BEGIN Data for the task
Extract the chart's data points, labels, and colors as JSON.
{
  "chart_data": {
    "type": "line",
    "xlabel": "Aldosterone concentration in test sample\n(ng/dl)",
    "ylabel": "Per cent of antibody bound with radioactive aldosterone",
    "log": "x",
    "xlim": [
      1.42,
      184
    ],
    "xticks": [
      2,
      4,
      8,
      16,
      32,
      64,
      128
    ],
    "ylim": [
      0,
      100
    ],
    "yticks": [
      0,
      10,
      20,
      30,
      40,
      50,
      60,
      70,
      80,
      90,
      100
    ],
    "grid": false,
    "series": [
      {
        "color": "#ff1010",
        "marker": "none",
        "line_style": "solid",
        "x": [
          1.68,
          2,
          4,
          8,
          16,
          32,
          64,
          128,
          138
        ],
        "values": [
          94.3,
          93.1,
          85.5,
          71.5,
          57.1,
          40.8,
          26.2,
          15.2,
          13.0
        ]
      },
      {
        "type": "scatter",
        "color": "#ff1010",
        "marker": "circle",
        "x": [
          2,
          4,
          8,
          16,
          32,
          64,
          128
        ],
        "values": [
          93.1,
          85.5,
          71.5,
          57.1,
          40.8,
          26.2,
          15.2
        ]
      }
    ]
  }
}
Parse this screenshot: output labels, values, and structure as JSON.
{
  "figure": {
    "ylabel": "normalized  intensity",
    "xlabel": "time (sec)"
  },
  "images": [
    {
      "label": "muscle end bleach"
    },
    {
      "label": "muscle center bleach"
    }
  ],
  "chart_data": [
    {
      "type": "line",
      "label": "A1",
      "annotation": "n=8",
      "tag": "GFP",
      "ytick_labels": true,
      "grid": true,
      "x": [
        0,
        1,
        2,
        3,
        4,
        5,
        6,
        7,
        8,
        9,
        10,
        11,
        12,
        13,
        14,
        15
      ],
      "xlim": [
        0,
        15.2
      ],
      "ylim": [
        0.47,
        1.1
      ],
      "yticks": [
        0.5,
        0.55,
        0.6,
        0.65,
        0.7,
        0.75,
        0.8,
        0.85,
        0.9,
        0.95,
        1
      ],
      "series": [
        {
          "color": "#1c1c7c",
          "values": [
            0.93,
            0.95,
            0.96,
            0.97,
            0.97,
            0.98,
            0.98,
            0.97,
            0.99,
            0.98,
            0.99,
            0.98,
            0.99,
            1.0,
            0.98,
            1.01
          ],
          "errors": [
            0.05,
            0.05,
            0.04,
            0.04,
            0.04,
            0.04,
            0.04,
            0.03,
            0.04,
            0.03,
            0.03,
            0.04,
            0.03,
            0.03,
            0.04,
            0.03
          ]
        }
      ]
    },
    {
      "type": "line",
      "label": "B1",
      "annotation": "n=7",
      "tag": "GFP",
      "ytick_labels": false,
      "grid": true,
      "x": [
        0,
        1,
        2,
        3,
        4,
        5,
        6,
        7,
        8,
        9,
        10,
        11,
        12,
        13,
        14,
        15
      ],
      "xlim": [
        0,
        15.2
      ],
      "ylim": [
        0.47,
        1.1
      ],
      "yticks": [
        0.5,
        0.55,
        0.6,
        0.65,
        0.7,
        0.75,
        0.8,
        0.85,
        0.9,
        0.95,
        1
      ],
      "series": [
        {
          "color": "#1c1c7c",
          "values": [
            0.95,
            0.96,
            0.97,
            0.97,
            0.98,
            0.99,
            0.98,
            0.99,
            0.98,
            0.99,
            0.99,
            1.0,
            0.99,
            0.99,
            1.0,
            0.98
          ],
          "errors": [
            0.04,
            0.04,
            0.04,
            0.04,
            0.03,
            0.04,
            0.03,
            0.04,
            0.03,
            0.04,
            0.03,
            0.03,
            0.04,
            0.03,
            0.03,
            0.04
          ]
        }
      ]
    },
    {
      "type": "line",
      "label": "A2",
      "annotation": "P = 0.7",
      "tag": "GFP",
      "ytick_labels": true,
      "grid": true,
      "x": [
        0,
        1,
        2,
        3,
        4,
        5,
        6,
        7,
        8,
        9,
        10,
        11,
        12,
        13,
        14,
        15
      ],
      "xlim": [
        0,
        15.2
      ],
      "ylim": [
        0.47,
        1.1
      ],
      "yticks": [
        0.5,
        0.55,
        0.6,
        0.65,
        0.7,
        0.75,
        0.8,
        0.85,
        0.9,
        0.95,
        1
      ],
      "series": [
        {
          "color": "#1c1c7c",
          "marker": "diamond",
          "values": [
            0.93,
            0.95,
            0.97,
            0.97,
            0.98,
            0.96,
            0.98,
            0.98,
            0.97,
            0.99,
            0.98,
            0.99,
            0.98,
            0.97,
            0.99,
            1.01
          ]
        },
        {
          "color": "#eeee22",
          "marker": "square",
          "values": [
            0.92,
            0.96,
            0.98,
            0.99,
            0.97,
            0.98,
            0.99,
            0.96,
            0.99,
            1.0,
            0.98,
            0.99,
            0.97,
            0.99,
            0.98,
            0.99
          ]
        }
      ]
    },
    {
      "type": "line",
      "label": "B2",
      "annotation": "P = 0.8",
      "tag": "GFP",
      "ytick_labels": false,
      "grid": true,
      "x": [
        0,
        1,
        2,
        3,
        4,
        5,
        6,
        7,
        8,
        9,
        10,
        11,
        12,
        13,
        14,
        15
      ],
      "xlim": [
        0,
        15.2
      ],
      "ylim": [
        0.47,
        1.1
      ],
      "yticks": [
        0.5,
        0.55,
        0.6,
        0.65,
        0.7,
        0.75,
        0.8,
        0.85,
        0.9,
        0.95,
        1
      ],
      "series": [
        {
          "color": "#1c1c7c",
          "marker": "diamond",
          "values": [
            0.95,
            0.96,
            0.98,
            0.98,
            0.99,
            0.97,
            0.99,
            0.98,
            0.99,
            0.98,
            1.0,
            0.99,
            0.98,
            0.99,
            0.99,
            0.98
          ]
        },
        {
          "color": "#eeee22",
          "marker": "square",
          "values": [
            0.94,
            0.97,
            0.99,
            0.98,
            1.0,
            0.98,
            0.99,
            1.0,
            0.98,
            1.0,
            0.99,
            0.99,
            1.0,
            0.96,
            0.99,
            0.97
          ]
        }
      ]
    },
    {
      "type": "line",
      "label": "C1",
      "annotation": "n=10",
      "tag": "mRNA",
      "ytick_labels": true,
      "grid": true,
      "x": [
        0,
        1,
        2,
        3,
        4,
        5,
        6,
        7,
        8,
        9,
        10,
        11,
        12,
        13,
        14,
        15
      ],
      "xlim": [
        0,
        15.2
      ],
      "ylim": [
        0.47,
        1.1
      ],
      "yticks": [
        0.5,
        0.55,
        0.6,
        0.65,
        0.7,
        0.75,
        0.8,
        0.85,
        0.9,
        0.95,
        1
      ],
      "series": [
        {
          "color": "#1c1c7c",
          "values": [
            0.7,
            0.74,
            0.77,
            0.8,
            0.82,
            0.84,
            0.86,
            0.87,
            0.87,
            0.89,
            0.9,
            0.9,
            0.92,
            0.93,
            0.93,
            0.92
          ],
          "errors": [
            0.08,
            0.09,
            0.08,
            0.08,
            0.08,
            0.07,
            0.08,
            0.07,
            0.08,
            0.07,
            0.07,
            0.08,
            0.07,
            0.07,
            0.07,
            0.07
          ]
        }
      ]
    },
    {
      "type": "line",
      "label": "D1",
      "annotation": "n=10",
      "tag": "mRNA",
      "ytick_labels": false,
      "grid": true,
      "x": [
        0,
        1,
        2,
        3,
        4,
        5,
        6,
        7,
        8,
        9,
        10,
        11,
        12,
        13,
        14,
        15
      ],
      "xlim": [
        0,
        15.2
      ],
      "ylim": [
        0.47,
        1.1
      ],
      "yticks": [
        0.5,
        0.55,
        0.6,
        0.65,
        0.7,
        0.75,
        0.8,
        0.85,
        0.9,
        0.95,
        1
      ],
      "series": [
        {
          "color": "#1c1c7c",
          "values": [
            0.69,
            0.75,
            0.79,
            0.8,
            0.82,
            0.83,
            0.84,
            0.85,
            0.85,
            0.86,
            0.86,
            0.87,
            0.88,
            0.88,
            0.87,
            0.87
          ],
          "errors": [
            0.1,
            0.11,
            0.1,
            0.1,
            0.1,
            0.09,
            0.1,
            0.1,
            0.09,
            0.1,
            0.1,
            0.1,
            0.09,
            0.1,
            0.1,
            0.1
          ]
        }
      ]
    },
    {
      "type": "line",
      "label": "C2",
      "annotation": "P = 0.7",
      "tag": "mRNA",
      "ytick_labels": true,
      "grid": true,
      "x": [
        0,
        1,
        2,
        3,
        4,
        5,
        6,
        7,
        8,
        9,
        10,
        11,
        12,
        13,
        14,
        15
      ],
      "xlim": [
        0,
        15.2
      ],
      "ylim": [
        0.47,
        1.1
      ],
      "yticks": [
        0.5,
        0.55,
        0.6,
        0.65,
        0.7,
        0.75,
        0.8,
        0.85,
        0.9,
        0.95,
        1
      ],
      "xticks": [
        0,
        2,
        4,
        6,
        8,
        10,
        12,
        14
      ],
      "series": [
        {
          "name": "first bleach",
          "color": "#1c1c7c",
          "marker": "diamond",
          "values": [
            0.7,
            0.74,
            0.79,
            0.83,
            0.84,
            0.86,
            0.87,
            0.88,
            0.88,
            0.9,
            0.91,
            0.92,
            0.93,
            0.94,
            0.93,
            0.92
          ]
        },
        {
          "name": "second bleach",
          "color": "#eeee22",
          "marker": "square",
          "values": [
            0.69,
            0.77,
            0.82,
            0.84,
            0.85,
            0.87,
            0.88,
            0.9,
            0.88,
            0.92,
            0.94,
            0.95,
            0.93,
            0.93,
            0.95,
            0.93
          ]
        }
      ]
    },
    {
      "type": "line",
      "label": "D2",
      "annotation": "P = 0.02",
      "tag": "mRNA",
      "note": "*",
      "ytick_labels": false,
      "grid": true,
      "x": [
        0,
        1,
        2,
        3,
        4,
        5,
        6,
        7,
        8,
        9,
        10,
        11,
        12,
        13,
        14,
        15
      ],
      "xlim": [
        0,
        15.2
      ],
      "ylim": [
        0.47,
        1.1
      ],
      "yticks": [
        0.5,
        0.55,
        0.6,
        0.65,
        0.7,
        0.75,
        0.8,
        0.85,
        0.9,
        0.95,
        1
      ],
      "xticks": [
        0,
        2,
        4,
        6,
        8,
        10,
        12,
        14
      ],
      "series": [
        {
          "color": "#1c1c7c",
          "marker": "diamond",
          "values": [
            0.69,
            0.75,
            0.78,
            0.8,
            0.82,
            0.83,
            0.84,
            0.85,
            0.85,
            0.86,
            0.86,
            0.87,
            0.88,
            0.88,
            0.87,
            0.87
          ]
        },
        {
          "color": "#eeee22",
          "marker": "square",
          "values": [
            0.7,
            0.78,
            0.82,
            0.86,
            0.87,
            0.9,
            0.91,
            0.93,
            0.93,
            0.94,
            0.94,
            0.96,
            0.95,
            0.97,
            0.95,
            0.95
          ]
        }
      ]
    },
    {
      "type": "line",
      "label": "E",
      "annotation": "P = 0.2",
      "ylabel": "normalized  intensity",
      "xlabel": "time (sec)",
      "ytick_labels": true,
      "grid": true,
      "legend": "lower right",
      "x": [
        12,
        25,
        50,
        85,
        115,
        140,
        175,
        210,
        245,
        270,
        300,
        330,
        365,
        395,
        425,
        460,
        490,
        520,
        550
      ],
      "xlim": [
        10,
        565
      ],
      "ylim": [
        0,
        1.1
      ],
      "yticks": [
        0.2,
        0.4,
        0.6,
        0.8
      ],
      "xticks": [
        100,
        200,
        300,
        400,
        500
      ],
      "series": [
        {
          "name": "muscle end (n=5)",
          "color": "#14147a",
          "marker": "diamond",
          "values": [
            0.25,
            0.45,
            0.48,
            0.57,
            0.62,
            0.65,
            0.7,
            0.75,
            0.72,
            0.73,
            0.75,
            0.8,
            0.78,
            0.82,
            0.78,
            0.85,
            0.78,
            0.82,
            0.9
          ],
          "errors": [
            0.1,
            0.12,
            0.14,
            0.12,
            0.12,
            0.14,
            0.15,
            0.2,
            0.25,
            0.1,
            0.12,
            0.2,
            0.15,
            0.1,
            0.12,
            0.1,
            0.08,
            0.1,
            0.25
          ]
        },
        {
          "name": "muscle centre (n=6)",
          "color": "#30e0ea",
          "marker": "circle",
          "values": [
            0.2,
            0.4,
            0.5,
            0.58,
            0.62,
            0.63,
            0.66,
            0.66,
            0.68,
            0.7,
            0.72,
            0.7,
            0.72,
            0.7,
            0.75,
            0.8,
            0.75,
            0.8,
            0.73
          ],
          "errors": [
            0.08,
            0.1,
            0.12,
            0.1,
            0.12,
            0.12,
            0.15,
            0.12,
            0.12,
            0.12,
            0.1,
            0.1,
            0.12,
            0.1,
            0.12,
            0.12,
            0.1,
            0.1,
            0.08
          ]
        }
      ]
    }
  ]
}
END Data for the task
## Exercise:
"JSON" is the string to look for; please copy every line of the records above where it appears.

## Result below:
Extract the chart's data points, labels, and colors as JSON.
Parse this screenshot: output labels, values, and structure as JSON.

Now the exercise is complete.